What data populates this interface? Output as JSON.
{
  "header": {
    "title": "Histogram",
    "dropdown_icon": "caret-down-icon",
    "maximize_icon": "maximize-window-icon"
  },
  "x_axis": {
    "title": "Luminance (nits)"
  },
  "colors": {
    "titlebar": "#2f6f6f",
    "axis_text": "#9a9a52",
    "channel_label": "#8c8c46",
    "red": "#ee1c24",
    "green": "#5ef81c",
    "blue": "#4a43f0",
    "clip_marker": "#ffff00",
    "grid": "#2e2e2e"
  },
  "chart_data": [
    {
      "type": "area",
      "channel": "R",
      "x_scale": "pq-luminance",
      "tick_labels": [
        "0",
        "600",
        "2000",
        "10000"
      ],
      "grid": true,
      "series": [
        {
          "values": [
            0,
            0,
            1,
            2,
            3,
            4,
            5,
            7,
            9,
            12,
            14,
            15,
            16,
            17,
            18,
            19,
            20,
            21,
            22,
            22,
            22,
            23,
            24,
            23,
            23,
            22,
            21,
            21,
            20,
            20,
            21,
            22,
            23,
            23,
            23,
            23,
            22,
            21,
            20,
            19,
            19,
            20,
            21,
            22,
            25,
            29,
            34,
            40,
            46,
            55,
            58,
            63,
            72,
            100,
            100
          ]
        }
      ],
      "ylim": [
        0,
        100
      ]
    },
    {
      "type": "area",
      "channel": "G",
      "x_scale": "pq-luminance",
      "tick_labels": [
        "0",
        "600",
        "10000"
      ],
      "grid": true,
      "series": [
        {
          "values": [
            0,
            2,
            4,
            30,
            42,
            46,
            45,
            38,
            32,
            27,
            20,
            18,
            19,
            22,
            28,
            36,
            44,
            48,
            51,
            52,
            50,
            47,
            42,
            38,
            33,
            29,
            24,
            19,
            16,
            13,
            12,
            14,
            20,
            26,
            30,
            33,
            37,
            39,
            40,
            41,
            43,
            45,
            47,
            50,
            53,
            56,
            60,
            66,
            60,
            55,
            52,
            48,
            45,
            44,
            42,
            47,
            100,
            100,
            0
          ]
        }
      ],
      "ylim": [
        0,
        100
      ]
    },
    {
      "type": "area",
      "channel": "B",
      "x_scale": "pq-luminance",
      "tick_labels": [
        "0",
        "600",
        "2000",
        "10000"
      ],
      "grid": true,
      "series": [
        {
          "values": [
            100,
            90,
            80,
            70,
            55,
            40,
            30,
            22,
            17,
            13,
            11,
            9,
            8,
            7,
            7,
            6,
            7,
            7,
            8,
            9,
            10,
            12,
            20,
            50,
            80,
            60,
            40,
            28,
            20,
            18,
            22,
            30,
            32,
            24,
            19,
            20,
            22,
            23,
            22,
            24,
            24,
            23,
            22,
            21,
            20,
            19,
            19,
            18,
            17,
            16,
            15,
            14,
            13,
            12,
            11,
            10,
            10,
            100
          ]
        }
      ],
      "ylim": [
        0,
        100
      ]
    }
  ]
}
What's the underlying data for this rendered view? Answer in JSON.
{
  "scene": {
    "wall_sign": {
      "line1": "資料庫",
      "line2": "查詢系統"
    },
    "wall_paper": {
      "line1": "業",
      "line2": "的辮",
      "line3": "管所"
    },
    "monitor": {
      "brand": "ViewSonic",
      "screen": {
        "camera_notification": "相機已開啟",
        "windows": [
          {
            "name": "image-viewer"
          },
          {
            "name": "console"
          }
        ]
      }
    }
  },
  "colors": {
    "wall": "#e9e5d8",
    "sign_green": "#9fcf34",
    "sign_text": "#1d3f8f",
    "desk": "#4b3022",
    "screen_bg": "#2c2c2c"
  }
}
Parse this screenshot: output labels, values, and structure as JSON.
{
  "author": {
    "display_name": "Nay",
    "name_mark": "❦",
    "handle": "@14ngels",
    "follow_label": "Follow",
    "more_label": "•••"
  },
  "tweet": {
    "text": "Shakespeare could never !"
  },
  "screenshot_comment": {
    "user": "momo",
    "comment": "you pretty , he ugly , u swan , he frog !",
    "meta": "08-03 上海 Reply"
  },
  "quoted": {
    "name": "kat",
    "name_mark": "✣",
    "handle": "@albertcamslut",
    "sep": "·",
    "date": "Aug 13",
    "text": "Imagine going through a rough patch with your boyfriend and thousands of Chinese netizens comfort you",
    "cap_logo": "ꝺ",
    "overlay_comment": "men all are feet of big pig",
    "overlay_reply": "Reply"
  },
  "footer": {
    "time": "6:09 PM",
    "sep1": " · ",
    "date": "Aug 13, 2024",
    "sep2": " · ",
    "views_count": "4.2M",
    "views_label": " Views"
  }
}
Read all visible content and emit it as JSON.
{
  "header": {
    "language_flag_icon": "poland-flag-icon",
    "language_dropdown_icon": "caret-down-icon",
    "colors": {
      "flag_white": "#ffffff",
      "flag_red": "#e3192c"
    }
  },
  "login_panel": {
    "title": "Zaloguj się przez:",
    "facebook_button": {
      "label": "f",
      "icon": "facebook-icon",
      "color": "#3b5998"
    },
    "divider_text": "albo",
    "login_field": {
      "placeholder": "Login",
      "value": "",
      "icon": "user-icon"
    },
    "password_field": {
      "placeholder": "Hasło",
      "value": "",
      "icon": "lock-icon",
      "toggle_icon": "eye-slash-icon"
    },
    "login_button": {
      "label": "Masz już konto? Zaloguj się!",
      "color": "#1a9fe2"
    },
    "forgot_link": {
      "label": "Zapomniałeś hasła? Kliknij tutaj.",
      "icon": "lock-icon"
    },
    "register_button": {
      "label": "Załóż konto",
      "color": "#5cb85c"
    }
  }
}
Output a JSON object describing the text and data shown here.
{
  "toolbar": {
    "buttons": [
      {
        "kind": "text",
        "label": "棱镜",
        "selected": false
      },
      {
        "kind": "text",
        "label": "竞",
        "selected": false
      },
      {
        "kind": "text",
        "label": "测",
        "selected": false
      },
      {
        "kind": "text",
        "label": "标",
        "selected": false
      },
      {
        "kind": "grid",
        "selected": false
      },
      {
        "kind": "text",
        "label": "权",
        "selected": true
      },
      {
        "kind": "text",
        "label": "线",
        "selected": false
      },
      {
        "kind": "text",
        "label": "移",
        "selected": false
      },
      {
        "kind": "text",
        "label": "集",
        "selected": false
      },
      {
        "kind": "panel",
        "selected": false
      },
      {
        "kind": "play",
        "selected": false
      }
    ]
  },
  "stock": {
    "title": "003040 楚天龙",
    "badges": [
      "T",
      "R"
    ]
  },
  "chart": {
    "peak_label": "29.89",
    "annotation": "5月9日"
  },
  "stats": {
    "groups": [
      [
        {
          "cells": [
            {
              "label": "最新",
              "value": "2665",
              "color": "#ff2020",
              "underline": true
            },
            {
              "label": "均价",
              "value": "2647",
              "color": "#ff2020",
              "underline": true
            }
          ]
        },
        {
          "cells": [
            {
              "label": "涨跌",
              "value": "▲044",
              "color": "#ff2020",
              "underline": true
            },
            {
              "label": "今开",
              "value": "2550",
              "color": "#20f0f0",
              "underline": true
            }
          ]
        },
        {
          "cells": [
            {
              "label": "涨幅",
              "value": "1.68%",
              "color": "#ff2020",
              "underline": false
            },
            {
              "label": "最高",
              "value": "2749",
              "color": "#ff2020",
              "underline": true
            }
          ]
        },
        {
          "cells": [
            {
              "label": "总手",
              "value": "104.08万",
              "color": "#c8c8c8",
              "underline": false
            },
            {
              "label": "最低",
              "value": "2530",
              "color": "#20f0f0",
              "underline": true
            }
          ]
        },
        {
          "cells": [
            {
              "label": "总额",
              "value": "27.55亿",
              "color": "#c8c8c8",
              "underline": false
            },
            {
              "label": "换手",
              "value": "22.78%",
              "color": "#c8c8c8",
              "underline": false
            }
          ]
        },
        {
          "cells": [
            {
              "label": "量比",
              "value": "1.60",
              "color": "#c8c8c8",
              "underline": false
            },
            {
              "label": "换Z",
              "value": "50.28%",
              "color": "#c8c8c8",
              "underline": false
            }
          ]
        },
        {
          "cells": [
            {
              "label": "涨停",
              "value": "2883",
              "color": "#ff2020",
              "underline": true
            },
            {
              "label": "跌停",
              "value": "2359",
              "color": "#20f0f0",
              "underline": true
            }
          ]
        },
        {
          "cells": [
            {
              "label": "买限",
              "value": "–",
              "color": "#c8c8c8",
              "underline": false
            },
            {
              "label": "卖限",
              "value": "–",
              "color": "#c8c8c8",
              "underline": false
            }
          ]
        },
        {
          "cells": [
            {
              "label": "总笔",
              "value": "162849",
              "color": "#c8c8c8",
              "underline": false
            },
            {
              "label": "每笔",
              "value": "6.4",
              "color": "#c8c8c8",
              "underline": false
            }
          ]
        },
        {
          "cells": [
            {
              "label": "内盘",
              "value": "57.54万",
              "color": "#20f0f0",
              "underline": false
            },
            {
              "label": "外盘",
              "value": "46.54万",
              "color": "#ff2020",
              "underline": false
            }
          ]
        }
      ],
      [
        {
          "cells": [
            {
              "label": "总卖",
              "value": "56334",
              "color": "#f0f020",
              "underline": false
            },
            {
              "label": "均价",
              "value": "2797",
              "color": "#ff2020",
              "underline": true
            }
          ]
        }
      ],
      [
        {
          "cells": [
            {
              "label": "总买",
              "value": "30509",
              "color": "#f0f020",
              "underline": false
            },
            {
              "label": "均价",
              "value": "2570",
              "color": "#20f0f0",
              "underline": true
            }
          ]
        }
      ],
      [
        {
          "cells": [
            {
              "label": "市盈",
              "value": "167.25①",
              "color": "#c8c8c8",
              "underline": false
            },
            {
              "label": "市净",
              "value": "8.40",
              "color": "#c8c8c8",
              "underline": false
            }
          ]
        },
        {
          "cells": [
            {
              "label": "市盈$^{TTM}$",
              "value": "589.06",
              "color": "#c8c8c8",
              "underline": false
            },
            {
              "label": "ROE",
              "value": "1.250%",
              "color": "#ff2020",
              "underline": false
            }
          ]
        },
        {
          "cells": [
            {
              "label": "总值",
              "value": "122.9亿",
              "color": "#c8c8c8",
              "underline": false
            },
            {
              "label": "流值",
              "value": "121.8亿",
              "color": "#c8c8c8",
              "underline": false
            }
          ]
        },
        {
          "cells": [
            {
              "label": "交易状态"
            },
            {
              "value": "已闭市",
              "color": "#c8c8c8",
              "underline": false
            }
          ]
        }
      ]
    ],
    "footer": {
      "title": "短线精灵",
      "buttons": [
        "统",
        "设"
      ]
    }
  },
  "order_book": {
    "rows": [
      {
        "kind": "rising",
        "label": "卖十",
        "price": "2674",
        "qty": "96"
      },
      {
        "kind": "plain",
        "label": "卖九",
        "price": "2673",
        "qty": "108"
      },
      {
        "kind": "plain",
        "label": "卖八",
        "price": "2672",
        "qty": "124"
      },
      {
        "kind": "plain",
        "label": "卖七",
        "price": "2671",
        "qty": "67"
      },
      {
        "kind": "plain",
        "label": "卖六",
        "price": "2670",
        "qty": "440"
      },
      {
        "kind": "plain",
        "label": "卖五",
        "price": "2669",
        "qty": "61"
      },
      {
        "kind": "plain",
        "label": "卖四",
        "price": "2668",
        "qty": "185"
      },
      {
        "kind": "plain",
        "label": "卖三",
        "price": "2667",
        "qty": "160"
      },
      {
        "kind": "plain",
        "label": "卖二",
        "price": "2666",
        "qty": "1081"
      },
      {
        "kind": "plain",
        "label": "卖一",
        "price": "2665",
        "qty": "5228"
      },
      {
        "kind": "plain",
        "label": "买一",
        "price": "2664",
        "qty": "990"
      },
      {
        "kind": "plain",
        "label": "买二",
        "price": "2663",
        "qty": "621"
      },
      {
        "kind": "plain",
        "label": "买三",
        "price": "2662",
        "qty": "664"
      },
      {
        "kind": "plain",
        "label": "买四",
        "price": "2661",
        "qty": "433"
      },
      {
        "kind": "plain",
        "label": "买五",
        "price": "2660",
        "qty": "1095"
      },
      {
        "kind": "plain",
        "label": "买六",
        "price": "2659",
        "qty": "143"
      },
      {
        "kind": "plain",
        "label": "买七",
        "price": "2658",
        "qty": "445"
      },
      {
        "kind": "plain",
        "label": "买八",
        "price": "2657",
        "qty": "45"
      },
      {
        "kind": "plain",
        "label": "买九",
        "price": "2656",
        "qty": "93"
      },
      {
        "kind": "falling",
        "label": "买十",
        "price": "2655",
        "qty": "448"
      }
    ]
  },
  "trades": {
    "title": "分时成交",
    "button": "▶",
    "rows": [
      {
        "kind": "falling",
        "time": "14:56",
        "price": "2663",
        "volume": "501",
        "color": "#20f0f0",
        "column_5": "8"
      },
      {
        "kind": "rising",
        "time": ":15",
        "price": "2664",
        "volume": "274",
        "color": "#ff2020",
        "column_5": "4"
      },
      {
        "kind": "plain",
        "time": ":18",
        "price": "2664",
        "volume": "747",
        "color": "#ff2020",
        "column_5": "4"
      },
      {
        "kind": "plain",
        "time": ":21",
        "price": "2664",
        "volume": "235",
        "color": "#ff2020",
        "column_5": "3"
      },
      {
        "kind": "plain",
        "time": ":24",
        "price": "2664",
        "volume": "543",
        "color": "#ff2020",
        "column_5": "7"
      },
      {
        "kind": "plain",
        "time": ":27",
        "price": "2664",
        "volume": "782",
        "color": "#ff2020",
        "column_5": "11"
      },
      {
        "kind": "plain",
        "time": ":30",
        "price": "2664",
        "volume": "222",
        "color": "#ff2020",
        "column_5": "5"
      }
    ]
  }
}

__Request__: Return from the data every line that holds "handle".

__Finished answer__:
    "handle": "@14ngels",
    "handle": "@albertcamslut",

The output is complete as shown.